§ **Document section**

- Laybid District Location within Iran
- Coordinates: 33°27′N 50°49′E﻿ / ﻿33.450°N 50.817°E
- Country: Iran
- Province: Isfahan
- County: Meymeh and Vazvan
- Established: 2024
- Capital: Laybid
- Time zone: UTC+3:30 (IRST)

= Laybid District =

District in Isfahan province, Iran

Laybid District (Laybidi/بخش لایبید) is in Meymeh and Vazvan County of Isfahan province, Iran. Its capital is the city of Laybid, whose population at the time of the 2016 National Census was 1,832 people in 571 households.

§ **Information provided**
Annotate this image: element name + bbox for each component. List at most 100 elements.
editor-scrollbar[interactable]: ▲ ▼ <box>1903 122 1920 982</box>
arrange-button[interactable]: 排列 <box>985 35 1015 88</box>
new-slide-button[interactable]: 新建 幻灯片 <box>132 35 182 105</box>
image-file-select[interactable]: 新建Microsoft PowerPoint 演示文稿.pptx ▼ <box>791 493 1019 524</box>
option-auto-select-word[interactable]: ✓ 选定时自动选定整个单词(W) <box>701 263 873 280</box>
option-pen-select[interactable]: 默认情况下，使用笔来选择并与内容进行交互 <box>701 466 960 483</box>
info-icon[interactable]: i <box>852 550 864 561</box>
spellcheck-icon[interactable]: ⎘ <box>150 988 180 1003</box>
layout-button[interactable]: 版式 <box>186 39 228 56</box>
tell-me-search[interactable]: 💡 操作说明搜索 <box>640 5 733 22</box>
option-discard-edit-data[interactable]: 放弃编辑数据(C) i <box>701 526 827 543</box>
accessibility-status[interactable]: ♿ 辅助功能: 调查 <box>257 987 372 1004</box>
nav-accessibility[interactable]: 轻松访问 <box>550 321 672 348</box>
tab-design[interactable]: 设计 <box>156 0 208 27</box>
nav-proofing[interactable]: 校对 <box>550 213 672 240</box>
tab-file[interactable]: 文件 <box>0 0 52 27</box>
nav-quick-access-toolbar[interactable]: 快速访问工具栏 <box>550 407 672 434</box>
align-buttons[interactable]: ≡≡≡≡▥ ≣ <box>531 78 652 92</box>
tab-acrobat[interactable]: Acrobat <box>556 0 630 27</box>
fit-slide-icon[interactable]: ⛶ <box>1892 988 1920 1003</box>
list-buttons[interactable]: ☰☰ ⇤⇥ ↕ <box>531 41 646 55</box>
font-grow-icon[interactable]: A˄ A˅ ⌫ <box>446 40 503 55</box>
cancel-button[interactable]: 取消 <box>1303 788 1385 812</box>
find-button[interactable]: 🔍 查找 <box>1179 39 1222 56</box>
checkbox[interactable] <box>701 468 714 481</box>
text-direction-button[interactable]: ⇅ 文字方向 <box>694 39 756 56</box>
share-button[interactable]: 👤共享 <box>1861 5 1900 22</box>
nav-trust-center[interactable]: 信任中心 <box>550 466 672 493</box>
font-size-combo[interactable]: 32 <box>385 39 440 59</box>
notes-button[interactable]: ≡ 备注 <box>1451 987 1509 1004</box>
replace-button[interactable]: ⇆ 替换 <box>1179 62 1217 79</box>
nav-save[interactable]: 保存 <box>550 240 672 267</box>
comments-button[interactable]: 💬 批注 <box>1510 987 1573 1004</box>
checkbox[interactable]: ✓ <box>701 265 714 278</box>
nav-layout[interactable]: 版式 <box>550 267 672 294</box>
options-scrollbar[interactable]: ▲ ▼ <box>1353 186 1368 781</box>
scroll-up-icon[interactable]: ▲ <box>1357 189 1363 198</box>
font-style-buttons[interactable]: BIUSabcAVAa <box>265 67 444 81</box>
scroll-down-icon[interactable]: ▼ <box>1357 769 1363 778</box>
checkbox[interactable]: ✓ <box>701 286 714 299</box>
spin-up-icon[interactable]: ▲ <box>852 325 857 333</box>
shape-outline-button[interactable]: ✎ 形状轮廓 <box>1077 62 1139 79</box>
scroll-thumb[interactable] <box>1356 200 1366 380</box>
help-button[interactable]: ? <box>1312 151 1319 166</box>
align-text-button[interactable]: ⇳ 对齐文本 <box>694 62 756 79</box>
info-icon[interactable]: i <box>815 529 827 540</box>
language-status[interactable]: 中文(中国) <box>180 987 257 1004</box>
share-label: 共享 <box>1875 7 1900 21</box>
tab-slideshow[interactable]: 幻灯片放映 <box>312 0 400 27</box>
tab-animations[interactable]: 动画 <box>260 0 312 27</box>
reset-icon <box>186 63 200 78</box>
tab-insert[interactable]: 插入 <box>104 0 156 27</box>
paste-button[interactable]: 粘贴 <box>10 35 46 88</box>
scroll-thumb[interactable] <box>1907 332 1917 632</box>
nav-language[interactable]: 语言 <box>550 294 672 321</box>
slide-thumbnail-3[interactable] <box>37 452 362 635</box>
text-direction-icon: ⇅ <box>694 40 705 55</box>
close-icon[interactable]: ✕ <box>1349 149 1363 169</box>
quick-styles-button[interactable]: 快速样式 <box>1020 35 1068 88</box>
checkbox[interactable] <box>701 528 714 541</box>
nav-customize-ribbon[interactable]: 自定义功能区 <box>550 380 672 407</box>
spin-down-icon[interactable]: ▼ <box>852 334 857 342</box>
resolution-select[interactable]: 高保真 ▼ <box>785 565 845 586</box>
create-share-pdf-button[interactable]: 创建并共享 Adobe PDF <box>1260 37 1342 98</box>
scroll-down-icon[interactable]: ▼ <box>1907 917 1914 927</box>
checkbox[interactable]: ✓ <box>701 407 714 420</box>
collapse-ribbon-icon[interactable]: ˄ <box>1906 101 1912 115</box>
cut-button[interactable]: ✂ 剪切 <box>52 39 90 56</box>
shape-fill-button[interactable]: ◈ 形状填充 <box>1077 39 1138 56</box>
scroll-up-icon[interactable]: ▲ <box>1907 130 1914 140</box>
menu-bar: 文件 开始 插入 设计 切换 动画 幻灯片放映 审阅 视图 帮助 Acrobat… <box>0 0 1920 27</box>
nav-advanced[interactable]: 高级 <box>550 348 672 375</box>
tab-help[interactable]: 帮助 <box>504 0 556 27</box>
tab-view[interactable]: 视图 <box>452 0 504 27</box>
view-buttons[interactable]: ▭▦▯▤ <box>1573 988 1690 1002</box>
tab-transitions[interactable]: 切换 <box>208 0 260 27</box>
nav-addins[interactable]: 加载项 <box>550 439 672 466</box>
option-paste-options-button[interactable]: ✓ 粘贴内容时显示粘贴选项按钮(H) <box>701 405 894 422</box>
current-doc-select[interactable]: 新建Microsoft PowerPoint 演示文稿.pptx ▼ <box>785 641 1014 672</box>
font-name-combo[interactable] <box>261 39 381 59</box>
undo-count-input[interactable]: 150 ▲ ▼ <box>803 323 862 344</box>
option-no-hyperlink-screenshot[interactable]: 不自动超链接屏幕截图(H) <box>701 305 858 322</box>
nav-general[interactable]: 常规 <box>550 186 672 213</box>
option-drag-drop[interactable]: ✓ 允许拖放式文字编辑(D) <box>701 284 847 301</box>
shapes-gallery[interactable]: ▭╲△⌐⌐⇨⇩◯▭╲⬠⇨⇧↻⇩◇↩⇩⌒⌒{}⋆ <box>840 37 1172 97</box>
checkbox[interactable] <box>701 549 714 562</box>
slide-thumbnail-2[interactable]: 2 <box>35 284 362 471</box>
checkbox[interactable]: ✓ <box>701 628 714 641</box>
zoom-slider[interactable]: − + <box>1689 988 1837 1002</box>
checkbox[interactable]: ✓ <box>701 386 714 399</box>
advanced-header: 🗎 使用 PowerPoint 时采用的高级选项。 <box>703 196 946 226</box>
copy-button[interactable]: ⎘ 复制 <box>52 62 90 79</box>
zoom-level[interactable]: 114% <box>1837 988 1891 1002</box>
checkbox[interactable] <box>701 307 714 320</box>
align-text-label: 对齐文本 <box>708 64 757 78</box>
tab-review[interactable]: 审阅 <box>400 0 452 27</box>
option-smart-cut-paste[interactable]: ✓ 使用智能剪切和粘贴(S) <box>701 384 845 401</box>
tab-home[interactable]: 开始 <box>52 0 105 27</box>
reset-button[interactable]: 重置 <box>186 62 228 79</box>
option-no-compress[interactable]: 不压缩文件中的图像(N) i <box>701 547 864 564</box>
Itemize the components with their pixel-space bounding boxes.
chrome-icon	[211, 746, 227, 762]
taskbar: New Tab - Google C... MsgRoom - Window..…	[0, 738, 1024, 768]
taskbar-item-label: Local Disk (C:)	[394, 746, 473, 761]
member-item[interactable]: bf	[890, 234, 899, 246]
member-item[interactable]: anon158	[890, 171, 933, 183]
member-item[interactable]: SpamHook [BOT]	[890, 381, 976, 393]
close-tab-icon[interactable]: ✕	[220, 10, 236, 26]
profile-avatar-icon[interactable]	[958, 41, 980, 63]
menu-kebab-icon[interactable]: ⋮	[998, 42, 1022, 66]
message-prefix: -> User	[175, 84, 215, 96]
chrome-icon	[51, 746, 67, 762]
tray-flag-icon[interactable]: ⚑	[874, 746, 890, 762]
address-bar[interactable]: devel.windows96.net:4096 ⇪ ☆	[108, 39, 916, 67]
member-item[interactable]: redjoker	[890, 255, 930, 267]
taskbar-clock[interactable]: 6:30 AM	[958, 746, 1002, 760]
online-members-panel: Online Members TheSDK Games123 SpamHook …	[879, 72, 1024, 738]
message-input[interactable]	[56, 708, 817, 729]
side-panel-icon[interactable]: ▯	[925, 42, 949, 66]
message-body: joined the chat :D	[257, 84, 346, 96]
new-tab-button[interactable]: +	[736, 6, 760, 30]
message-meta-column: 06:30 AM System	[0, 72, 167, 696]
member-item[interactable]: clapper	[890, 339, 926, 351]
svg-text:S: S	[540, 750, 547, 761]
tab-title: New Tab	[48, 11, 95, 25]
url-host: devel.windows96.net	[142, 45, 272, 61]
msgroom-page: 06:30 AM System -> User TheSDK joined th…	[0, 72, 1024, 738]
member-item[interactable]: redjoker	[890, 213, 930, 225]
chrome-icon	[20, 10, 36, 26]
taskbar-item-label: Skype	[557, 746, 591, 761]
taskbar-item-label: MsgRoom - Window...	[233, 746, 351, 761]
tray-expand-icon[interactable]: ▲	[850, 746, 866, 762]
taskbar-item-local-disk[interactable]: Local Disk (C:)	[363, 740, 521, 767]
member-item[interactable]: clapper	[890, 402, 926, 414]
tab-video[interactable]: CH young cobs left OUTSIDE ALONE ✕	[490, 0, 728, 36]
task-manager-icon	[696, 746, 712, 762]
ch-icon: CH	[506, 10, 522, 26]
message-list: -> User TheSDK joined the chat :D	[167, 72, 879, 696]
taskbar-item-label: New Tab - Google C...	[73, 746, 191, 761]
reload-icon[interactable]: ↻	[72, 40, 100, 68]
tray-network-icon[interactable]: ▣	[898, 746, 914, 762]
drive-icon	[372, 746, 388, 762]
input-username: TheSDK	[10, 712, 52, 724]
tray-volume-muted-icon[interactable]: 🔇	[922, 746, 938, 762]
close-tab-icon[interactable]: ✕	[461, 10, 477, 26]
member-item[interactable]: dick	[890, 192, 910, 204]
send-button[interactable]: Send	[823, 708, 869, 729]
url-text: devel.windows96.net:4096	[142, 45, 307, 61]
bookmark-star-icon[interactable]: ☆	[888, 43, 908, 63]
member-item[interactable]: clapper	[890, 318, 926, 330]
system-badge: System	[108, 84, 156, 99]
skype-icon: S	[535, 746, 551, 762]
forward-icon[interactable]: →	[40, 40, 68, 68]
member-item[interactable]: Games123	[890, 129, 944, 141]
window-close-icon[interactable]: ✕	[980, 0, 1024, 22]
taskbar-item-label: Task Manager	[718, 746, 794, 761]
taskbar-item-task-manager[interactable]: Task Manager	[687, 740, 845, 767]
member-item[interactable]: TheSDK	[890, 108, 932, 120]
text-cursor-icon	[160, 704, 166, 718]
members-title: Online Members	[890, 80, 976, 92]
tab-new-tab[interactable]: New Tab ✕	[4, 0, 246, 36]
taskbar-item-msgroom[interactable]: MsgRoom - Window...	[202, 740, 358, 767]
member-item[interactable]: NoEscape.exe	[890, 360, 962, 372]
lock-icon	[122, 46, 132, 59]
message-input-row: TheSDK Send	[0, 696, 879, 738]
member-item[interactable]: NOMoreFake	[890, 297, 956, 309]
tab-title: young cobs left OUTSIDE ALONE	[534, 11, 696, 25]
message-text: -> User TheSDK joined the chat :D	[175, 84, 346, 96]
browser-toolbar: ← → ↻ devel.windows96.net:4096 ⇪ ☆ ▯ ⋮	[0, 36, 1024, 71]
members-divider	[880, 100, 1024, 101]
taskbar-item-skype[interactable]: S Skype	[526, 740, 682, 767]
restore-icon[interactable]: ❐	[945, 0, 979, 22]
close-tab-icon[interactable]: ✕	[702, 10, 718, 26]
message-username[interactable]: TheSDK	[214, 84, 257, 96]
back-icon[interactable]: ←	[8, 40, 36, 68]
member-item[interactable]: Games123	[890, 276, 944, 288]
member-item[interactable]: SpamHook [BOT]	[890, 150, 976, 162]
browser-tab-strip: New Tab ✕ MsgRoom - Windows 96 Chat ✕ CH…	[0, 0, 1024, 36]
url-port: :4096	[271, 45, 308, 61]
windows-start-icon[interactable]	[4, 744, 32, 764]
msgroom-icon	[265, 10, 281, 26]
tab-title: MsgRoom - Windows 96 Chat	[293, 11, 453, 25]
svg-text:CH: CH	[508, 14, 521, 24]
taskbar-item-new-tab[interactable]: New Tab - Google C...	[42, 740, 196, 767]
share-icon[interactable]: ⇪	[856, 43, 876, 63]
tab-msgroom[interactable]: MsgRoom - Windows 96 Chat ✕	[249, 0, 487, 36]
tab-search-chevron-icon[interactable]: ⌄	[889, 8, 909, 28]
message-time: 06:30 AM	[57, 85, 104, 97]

§ **What is asked**
a. Rewrite the paragraph of the Laybid District text that begins "Laybid District (Laybidi" as a short list, keeping its main facts.
b. Copy word for word the stretch of the Laybid District text from "- Laybid District" through "in 571 households.".
The lines above come from a different source than the text.

§ **Results**
a.
- Laybid District is in Meymeh and Vazvan County, Isfahan province, Iran.
- Its capital is the city of Laybid.
- In the 2016 National Census, Laybid had 1,832 people in 571 households.

b.
- Laybid District Location within Iran
- Coordinates: 33°27′N 50°49′E﻿ / ﻿33.450°N 50.817°E
- Country: Iran
- Province: Isfahan
- County: Meymeh and Vazvan
- Established: 2024
- Capital: Laybid
- Time zone: UTC+3:30 (IRST)

= Laybid District =

District in Isfahan province, Iran

Laybid District (Laybidi/بخش لایبید) is in Meymeh and Vazvan County of Isfahan province, Iran. Its capital is the city of Laybid, whose population at the time of the 2016 National Census was 1,832 people in 571 households.